▶ _Exercise brief_: Only the pictures are to be left out; set down the rest of the records exactly.

▶ _Information shown_:
──────────
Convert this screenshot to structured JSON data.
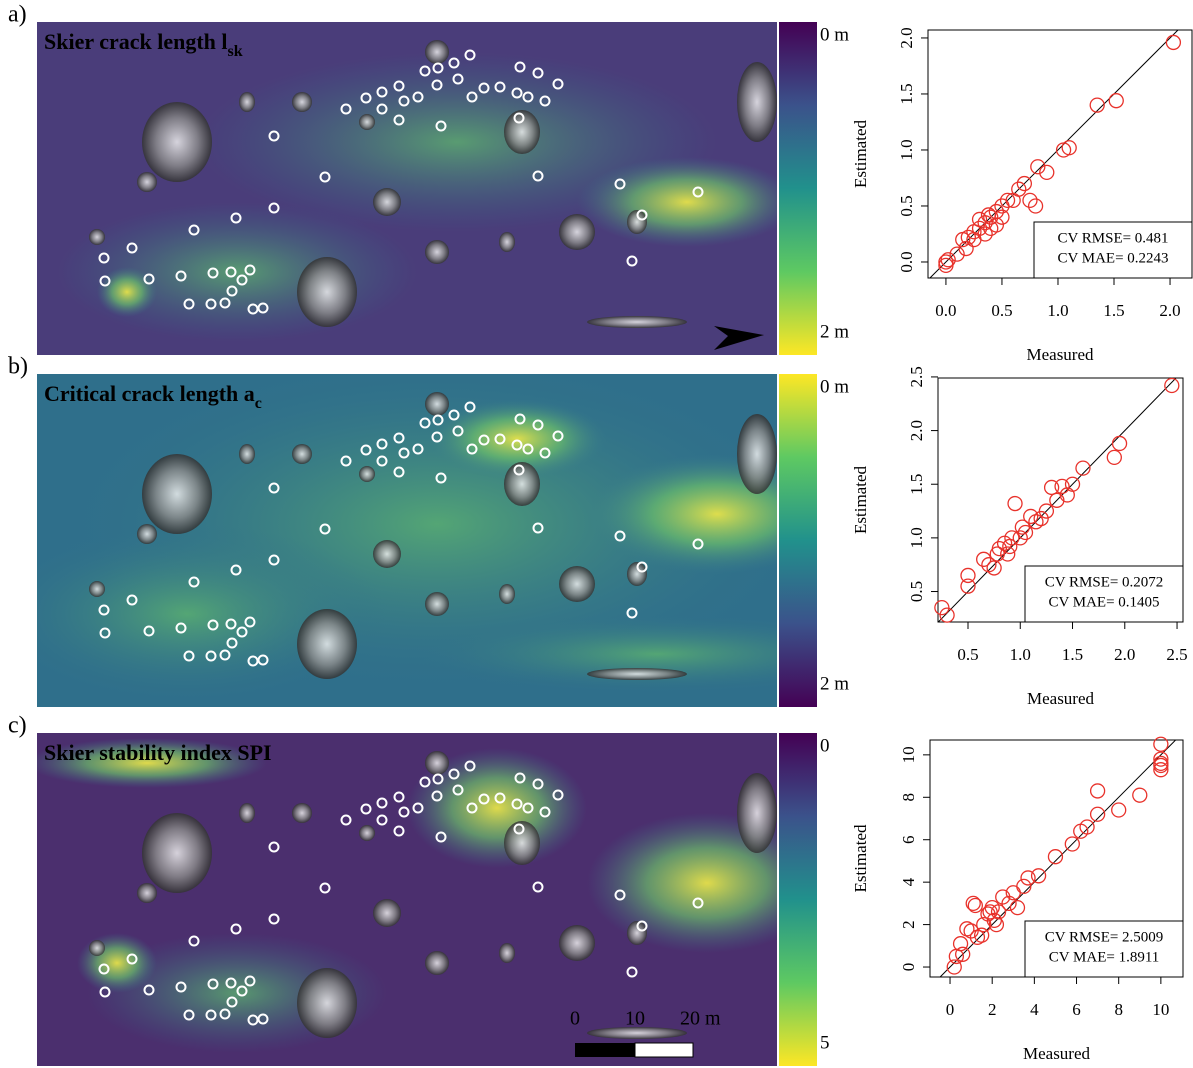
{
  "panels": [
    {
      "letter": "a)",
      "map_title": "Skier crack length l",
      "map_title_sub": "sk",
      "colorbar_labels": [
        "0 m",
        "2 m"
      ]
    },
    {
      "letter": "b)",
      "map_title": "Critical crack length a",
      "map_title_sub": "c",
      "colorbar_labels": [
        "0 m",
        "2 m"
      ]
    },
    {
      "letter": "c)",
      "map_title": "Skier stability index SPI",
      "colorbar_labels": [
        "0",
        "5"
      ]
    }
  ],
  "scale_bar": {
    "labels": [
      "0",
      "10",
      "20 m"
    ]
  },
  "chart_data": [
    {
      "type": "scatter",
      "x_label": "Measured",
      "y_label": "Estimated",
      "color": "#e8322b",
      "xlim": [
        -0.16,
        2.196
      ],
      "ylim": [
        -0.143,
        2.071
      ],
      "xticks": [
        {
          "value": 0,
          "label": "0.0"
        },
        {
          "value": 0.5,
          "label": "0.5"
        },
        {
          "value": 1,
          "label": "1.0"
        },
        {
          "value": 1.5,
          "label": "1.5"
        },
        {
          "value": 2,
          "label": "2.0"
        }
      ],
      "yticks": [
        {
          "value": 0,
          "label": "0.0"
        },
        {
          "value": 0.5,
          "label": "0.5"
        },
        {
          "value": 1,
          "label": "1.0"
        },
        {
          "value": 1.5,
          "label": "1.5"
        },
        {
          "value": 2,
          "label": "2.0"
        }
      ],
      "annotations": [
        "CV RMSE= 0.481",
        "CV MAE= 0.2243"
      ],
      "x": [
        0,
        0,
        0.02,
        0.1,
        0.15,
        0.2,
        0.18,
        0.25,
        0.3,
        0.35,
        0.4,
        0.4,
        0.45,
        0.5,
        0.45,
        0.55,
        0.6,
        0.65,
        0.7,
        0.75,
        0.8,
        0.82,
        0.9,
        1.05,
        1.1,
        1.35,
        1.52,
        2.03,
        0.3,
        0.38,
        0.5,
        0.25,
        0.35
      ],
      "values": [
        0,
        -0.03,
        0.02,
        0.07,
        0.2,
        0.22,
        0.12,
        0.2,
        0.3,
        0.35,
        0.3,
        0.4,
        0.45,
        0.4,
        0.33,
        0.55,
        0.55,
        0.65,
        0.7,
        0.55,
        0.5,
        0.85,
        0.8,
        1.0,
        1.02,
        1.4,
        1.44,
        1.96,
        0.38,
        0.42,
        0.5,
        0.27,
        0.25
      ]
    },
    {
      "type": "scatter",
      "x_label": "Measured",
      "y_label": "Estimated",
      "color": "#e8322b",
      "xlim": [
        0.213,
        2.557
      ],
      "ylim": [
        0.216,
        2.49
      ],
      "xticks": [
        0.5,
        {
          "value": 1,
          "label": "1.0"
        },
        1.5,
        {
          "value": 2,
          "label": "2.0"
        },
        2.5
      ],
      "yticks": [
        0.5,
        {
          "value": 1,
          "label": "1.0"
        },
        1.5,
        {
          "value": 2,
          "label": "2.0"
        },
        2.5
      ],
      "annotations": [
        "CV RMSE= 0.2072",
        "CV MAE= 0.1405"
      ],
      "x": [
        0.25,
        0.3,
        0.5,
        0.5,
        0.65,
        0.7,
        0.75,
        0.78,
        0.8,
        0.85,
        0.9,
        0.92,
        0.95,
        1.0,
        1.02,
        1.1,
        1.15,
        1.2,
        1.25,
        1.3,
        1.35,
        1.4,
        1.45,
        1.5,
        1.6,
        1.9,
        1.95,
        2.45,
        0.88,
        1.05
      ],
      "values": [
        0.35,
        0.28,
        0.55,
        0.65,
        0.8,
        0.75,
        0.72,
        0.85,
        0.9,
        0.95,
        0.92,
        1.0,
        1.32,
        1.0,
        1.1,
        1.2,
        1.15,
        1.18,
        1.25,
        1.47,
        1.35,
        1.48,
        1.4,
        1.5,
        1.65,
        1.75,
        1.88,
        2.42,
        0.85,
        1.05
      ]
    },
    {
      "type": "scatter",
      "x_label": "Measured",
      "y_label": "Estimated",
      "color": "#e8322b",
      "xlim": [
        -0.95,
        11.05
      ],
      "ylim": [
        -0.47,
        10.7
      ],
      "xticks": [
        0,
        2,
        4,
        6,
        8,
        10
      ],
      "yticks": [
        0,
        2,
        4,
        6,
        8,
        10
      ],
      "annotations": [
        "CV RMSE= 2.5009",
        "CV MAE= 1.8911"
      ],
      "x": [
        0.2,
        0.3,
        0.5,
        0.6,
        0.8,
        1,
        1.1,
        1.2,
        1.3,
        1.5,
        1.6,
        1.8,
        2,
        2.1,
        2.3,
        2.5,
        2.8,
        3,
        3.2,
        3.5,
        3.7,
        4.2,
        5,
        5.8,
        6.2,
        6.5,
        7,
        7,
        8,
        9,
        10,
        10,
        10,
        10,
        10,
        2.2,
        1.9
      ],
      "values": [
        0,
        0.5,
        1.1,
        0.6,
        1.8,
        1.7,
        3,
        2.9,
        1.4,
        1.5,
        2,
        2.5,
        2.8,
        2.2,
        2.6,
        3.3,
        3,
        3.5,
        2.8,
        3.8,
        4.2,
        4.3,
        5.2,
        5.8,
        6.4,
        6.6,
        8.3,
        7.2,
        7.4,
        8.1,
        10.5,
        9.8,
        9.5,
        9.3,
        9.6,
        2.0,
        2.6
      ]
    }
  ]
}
──────────
▶ _Written response_:
Convert this screenshot to structured JSON data.
{
  "panels": [
    {
      "letter": "a)",
      "map_title": "Skier crack length l",
      "map_title_sub": "sk",
      "colorbar_labels": [
        "0 m",
        "2 m"
      ]
    },
    {
      "letter": "b)",
      "map_title": "Critical crack length a",
      "map_title_sub": "c",
      "colorbar_labels": [
        "0 m",
        "2 m"
      ]
    },
    {
      "letter": "c)",
      "map_title": "Skier stability index SPI",
      "colorbar_labels": [
        "0",
        "5"
      ]
    }
  ],
  "scale_bar": {
    "labels": [
      "0",
      "10",
      "20 m"
    ]
  },
  "chart_data": [
    {
      "type": "scatter",
      "x_label": "Measured",
      "y_label": "Estimated",
      "color": "#e8322b",
      "xlim": [
        -0.16,
        2.196
      ],
      "ylim": [
        -0.143,
        2.071
      ],
      "xticks": [
        {
          "value": 0,
          "label": "0.0"
        },
        {
          "value": 0.5,
          "label": "0.5"
        },
        {
          "value": 1,
          "label": "1.0"
        },
        {
          "value": 1.5,
          "label": "1.5"
        },
        {
          "value": 2,
          "label": "2.0"
        }
      ],
      "yticks": [
        {
          "value": 0,
          "label": "0.0"
        },
        {
          "value": 0.5,
          "label": "0.5"
        },
        {
          "value": 1,
          "label": "1.0"
        },
        {
          "value": 1.5,
          "label": "1.5"
        },
        {
          "value": 2,
          "label": "2.0"
        }
      ],
      "annotations": [
        "CV RMSE= 0.481",
        "CV MAE= 0.2243"
      ],
      "x": [
        0,
        0,
        0.02,
        0.1,
        0.15,
        0.2,
        0.18,
        0.25,
        0.3,
        0.35,
        0.4,
        0.4,
        0.45,
        0.5,
        0.45,
        0.55,
        0.6,
        0.65,
        0.7,
        0.75,
        0.8,
        0.82,
        0.9,
        1.05,
        1.1,
        1.35,
        1.52,
        2.03,
        0.3,
        0.38,
        0.5,
        0.25,
        0.35
      ],
      "values": [
        0,
        -0.03,
        0.02,
        0.07,
        0.2,
        0.22,
        0.12,
        0.2,
        0.3,
        0.35,
        0.3,
        0.4,
        0.45,
        0.4,
        0.33,
        0.55,
        0.55,
        0.65,
        0.7,
        0.55,
        0.5,
        0.85,
        0.8,
        1.0,
        1.02,
        1.4,
        1.44,
        1.96,
        0.38,
        0.42,
        0.5,
        0.27,
        0.25
      ]
    },
    {
      "type": "scatter",
      "x_label": "Measured",
      "y_label": "Estimated",
      "color": "#e8322b",
      "xlim": [
        0.213,
        2.557
      ],
      "ylim": [
        0.216,
        2.49
      ],
      "xticks": [
        0.5,
        {
          "value": 1,
          "label": "1.0"
        },
        1.5,
        {
          "value": 2,
          "label": "2.0"
        },
        2.5
      ],
      "yticks": [
        0.5,
        {
          "value": 1,
          "label": "1.0"
        },
        1.5,
        {
          "value": 2,
          "label": "2.0"
        },
        2.5
      ],
      "annotations": [
        "CV RMSE= 0.2072",
        "CV MAE= 0.1405"
      ],
      "x": [
        0.25,
        0.3,
        0.5,
        0.5,
        0.65,
        0.7,
        0.75,
        0.78,
        0.8,
        0.85,
        0.9,
        0.92,
        0.95,
        1.0,
        1.02,
        1.1,
        1.15,
        1.2,
        1.25,
        1.3,
        1.35,
        1.4,
        1.45,
        1.5,
        1.6,
        1.9,
        1.95,
        2.45,
        0.88,
        1.05
      ],
      "values": [
        0.35,
        0.28,
        0.55,
        0.65,
        0.8,
        0.75,
        0.72,
        0.85,
        0.9,
        0.95,
        0.92,
        1.0,
        1.32,
        1.0,
        1.1,
        1.2,
        1.15,
        1.18,
        1.25,
        1.47,
        1.35,
        1.48,
        1.4,
        1.5,
        1.65,
        1.75,
        1.88,
        2.42,
        0.85,
        1.05
      ]
    },
    {
      "type": "scatter",
      "x_label": "Measured",
      "y_label": "Estimated",
      "color": "#e8322b",
      "xlim": [
        -0.95,
        11.05
      ],
      "ylim": [
        -0.47,
        10.7
      ],
      "xticks": [
        0,
        2,
        4,
        6,
        8,
        10
      ],
      "yticks": [
        0,
        2,
        4,
        6,
        8,
        10
      ],
      "annotations": [
        "CV RMSE= 2.5009",
        "CV MAE= 1.8911"
      ],
      "x": [
        0.2,
        0.3,
        0.5,
        0.6,
        0.8,
        1,
        1.1,
        1.2,
        1.3,
        1.5,
        1.6,
        1.8,
        2,
        2.1,
        2.3,
        2.5,
        2.8,
        3,
        3.2,
        3.5,
        3.7,
        4.2,
        5,
        5.8,
        6.2,
        6.5,
        7,
        7,
        8,
        9,
        10,
        10,
        10,
        10,
        10,
        2.2,
        1.9
      ],
      "values": [
        0,
        0.5,
        1.1,
        0.6,
        1.8,
        1.7,
        3,
        2.9,
        1.4,
        1.5,
        2,
        2.5,
        2.8,
        2.2,
        2.6,
        3.3,
        3,
        3.5,
        2.8,
        3.8,
        4.2,
        4.3,
        5.2,
        5.8,
        6.4,
        6.6,
        8.3,
        7.2,
        7.4,
        8.1,
        10.5,
        9.8,
        9.5,
        9.3,
        9.6,
        2.0,
        2.6
      ]
    }
  ]
}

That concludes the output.